-- WHAT TO DO --
In the data below, find each line containing the string "hình" and return it.

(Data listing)

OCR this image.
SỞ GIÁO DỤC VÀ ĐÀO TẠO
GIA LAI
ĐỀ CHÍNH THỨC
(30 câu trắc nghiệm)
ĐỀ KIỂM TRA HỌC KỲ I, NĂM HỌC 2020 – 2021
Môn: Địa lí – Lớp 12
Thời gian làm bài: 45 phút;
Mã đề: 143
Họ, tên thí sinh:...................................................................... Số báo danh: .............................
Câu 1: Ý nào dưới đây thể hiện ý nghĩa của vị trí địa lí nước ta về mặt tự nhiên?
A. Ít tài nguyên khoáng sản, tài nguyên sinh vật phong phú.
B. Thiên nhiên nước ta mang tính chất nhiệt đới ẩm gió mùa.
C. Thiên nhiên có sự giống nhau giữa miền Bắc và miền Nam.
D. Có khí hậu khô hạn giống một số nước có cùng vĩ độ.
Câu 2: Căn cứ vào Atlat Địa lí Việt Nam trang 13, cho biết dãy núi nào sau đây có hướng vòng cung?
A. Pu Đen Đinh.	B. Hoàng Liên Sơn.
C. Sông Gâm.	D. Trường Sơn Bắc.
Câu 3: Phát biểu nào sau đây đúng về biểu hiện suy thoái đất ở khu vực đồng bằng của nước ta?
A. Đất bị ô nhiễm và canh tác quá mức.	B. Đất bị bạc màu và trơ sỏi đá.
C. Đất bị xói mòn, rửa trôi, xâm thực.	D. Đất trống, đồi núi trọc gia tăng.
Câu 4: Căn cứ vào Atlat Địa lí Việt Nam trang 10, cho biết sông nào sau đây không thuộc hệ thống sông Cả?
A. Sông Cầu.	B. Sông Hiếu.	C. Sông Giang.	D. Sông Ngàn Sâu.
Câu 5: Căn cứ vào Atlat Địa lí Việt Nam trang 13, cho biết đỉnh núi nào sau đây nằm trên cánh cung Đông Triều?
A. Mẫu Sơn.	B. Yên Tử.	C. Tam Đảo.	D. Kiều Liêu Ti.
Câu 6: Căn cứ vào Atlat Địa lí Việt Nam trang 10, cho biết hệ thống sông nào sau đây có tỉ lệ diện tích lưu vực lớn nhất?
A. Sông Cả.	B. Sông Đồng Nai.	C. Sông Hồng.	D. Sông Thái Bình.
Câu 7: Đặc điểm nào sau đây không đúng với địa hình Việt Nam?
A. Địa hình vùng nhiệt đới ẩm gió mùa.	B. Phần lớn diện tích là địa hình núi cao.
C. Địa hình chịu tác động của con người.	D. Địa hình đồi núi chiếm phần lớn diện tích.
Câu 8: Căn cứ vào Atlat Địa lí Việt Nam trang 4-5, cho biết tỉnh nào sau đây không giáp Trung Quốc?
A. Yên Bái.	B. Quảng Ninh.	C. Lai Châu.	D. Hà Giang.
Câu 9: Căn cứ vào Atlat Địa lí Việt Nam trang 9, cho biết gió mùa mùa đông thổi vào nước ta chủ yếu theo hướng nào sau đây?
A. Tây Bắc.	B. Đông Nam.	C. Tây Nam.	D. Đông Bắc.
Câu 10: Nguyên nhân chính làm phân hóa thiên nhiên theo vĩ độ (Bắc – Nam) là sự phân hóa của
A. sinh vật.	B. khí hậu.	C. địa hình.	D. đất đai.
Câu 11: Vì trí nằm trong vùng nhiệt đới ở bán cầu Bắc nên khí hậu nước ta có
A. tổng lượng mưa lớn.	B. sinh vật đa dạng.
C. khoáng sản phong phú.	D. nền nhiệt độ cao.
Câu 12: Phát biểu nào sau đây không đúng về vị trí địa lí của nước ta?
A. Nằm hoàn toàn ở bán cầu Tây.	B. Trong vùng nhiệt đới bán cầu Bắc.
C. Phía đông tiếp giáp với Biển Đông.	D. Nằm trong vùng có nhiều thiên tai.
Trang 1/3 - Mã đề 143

-- REPLY --
Câu 7: Đặc điểm nào sau đây không đúng với địa hình Việt Nam?
A. Địa hình vùng nhiệt đới ẩm gió mùa.	B. Phần lớn diện tích là địa hình núi cao.
C. Địa hình chịu tác động của con người.	D. Địa hình đồi núi chiếm phần lớn diện tích.
A. sinh vật.	B. khí hậu.	C. địa hình.	D. đất đai.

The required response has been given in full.